§ **To be done**:
Exclude pictures; retype the lines below from the line containing "Parse this screenshot: output" through the end of the records, both ends kept.

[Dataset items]
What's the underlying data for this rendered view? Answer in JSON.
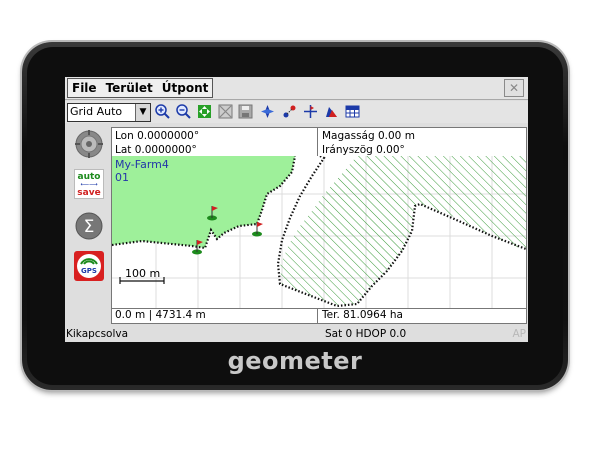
{
  "brand": "geometer",
  "menu": {
    "items": [
      "File",
      "Terület",
      "Útpont"
    ]
  },
  "toolbar": {
    "grid_select": "Grid Auto",
    "icons": [
      "zoom-in-icon",
      "zoom-out-icon",
      "pan-icon",
      "zoom-extent-icon",
      "save-icon",
      "navigate-icon",
      "waypoint-icon",
      "compass-icon",
      "layers-icon",
      "grid-icon"
    ]
  },
  "left_panel": [
    "gps-target-icon",
    "autosave-icon",
    "sum-icon",
    "gps-signal-icon"
  ],
  "autosave_label": {
    "top": "auto",
    "bottom": "save"
  },
  "gps_label": "GPS",
  "info": {
    "lon": "Lon 0.0000000°",
    "lat": "Lat 0.0000000°",
    "altitude": "Magasság 0.00 m",
    "heading": "Irányszög 0.00°"
  },
  "map": {
    "farm_name": "My-Farm4",
    "field_id": "01",
    "scale_label": "100 m"
  },
  "status": {
    "distance": "0.0 m | 4731.4 m",
    "area": "Ter. 81.0964 ha"
  },
  "bottom": {
    "connection": "Kikapcsolva",
    "satellites": "Sat 0 HDOP 0.0",
    "corner": "AP"
  },
  "colors": {
    "field_fill": "#9ef09a",
    "hatch": "#3a9a3a",
    "label": "#2436a8"
  }
}
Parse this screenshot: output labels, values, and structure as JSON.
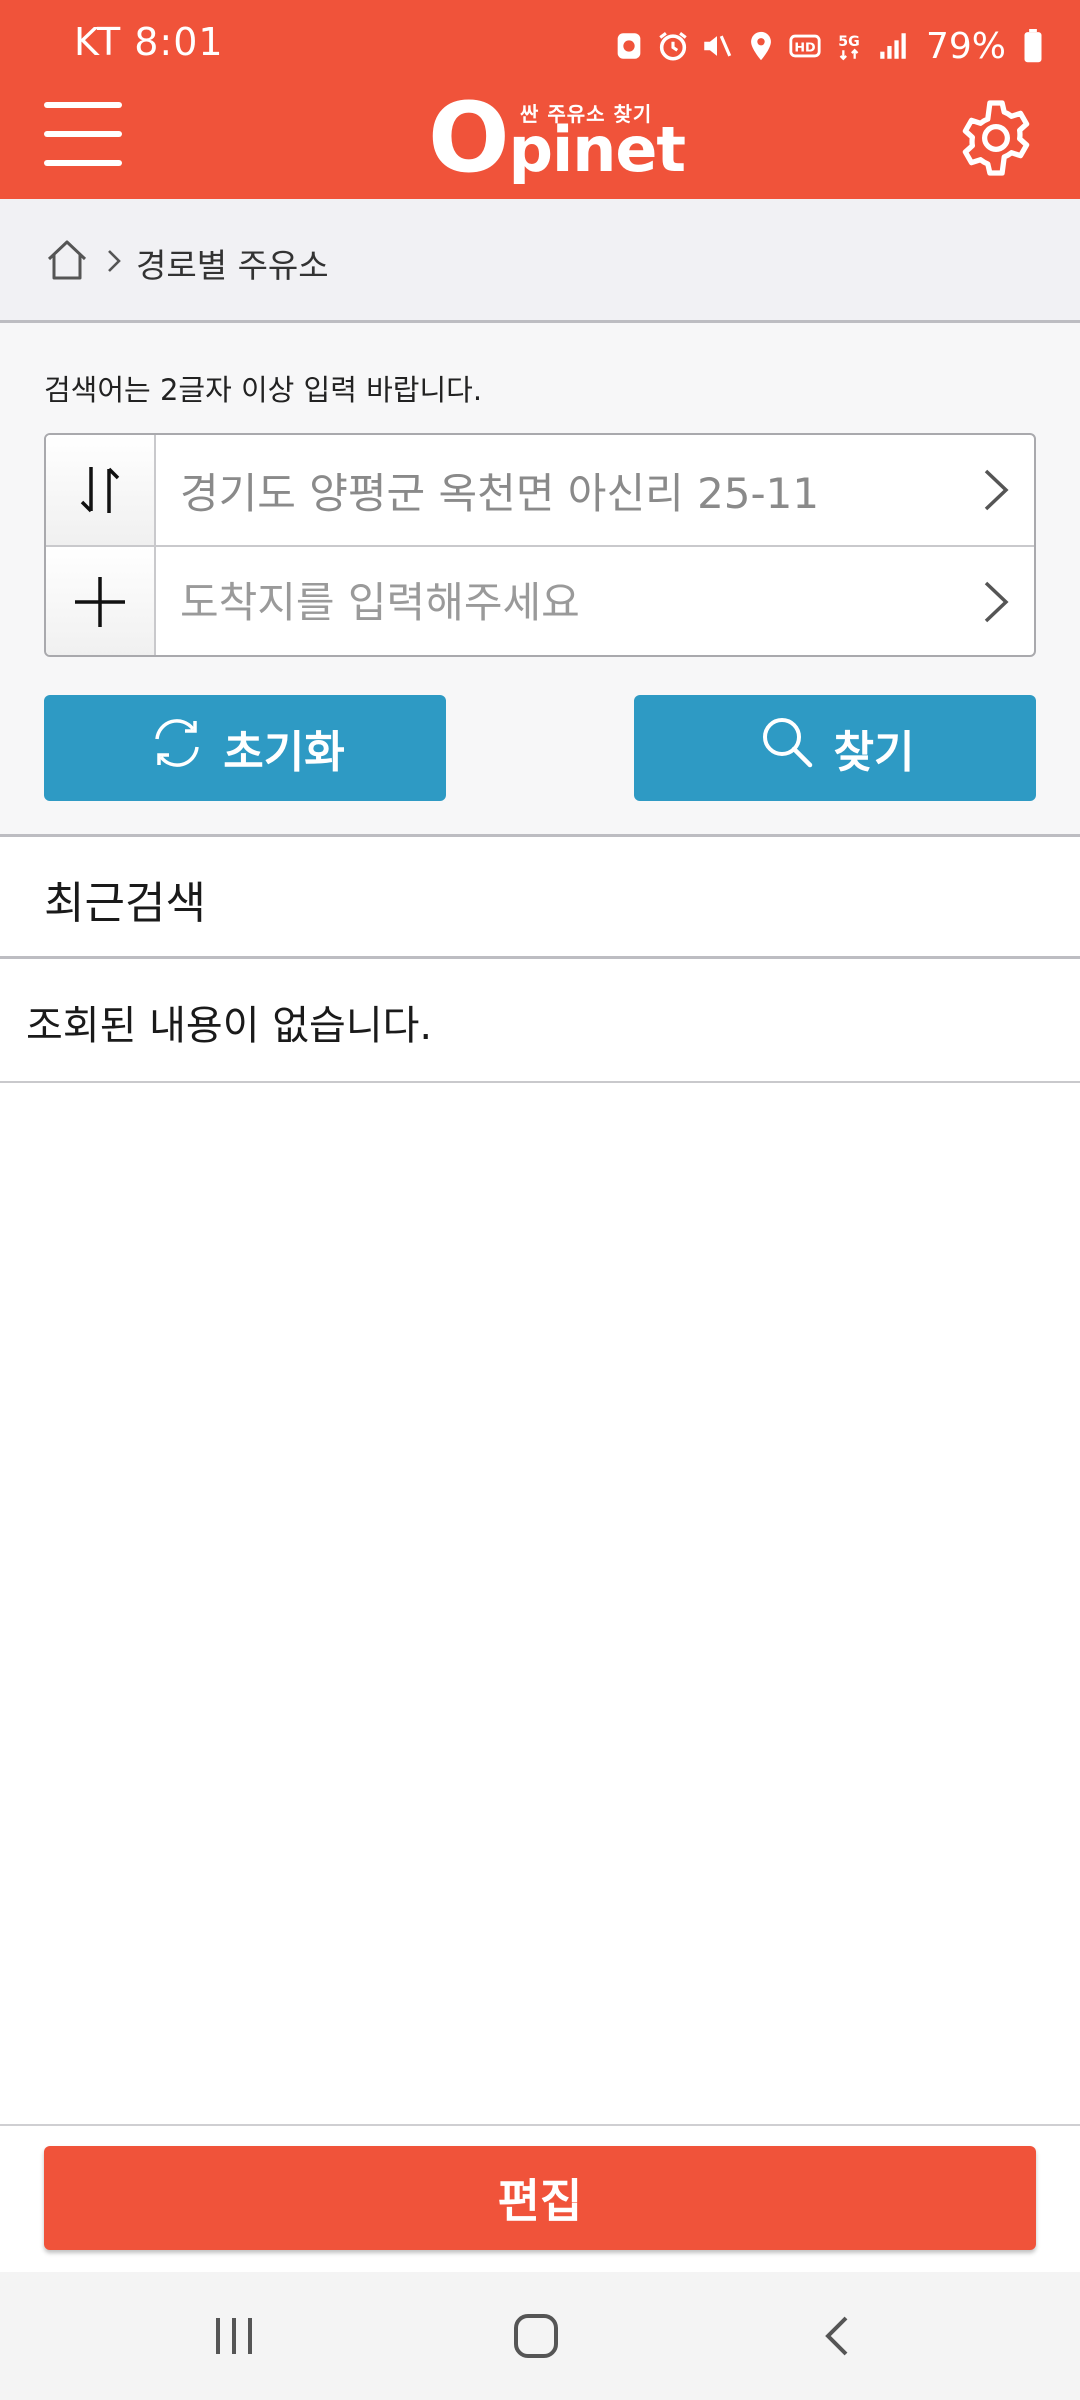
{
  "status": {
    "carrier_time": "KT 8:01",
    "battery_pct": "79%",
    "icons": [
      "app-icon",
      "alarm-icon",
      "mute-icon",
      "location-icon",
      "hd-icon",
      "5g-icon",
      "signal-icon",
      "battery-icon"
    ]
  },
  "header": {
    "logo_big": "O",
    "logo_rest": "pinet",
    "logo_tagline": "싼 주유소 찾기",
    "menu_icon": "hamburger-menu-icon",
    "settings_icon": "gear-icon",
    "color": "#f0533a"
  },
  "breadcrumb": {
    "home_icon": "home-icon",
    "current": "경로별 주유소"
  },
  "search": {
    "hint": "검색어는 2글자 이상 입력 바랍니다.",
    "origin_value": "경기도 양평군 옥천면 아신리 25-11",
    "destination_placeholder": "도착지를 입력해주세요",
    "reset_label": "초기화",
    "find_label": "찾기",
    "button_color": "#2e9ac4"
  },
  "recent": {
    "title": "최근검색",
    "empty_message": "조회된 내용이 없습니다."
  },
  "footer": {
    "edit_label": "편집"
  }
}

§ **Completed exercise**:
Parse this screenshot: output labels, values, and structure as JSON.
{
  "status": {
    "carrier_time": "KT 8:01",
    "battery_pct": "79%",
    "icons": [
      "app-icon",
      "alarm-icon",
      "mute-icon",
      "location-icon",
      "hd-icon",
      "5g-icon",
      "signal-icon",
      "battery-icon"
    ]
  },
  "header": {
    "logo_big": "O",
    "logo_rest": "pinet",
    "logo_tagline": "싼 주유소 찾기",
    "menu_icon": "hamburger-menu-icon",
    "settings_icon": "gear-icon",
    "color": "#f0533a"
  },
  "breadcrumb": {
    "home_icon": "home-icon",
    "current": "경로별 주유소"
  },
  "search": {
    "hint": "검색어는 2글자 이상 입력 바랍니다.",
    "origin_value": "경기도 양평군 옥천면 아신리 25-11",
    "destination_placeholder": "도착지를 입력해주세요",
    "reset_label": "초기화",
    "find_label": "찾기",
    "button_color": "#2e9ac4"
  },
  "recent": {
    "title": "최근검색",
    "empty_message": "조회된 내용이 없습니다."
  },
  "footer": {
    "edit_label": "편집"
  }
}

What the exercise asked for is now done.